#### WRITTEN TASK
For the data below, work out how many lines include the string "болғанда" and report only the number.

Saved data entries
* BEGIN *

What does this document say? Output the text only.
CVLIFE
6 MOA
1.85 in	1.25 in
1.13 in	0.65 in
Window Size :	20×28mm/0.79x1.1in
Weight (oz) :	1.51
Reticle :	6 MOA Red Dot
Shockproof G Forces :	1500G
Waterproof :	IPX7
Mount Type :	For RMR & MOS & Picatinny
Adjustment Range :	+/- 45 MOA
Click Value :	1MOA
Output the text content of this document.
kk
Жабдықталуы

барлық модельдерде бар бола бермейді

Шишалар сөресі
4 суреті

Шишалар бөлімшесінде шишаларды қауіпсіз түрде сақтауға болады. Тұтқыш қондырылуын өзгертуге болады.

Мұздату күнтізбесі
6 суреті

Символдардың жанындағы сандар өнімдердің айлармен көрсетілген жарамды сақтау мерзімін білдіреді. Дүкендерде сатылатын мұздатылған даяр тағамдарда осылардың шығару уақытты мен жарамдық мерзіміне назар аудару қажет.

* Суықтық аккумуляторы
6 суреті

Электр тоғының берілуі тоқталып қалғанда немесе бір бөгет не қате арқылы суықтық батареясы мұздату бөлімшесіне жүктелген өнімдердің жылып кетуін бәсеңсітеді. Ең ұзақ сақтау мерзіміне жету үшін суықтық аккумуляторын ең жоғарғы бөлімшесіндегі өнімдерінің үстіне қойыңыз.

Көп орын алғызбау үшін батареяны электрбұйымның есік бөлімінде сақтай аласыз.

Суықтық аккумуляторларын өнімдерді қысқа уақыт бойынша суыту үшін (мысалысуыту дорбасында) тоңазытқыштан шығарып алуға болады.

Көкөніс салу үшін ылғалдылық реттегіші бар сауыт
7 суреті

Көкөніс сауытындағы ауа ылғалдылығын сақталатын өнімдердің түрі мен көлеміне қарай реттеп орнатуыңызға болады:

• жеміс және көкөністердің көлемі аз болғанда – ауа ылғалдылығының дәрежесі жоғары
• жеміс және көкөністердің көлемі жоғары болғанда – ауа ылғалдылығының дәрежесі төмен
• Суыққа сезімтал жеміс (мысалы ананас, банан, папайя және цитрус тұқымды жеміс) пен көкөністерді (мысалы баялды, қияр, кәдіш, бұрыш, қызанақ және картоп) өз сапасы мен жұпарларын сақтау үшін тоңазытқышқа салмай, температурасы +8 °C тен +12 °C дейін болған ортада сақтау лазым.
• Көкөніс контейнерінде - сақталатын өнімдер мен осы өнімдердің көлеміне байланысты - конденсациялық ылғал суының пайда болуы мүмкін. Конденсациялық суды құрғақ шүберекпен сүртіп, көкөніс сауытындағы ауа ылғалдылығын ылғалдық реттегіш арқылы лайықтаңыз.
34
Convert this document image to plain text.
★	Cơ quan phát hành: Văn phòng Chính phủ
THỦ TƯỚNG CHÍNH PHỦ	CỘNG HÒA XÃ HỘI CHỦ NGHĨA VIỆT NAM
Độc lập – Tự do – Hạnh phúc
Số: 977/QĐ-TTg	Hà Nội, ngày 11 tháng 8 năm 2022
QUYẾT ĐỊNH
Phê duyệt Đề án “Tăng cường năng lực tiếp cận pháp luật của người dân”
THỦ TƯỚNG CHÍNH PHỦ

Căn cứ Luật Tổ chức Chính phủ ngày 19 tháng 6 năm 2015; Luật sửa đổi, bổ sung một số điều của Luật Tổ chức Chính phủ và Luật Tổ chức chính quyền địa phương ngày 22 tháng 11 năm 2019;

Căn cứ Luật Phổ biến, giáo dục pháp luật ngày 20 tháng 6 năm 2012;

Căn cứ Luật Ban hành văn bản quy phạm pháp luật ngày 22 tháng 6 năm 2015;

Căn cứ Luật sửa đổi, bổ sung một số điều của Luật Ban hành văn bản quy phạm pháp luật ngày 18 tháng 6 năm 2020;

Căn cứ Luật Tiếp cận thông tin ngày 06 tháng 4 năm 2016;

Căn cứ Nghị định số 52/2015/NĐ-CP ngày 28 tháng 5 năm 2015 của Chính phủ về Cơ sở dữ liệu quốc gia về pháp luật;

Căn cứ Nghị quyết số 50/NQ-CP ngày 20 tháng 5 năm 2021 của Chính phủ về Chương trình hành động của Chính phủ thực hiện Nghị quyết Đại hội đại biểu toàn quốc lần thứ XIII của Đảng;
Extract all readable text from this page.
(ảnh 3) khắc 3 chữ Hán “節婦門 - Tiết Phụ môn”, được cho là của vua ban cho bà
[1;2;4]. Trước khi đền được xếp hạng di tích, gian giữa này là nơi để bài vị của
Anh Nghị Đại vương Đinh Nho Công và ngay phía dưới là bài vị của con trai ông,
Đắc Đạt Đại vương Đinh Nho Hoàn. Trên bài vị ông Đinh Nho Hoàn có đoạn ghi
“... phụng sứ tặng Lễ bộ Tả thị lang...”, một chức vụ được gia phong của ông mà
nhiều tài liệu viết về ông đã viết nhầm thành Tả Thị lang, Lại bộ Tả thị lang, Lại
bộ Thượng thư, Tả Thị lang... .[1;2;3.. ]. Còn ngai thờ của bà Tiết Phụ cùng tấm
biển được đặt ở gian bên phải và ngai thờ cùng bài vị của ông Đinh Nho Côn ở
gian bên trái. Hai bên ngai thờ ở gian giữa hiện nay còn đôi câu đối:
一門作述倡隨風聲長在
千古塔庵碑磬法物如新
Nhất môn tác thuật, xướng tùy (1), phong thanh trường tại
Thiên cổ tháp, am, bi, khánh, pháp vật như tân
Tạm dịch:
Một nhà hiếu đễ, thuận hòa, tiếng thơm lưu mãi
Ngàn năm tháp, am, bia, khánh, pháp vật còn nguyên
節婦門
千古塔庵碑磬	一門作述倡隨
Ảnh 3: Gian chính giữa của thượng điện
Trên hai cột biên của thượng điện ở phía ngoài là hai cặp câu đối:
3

* END *

#### TASK ANSWER
2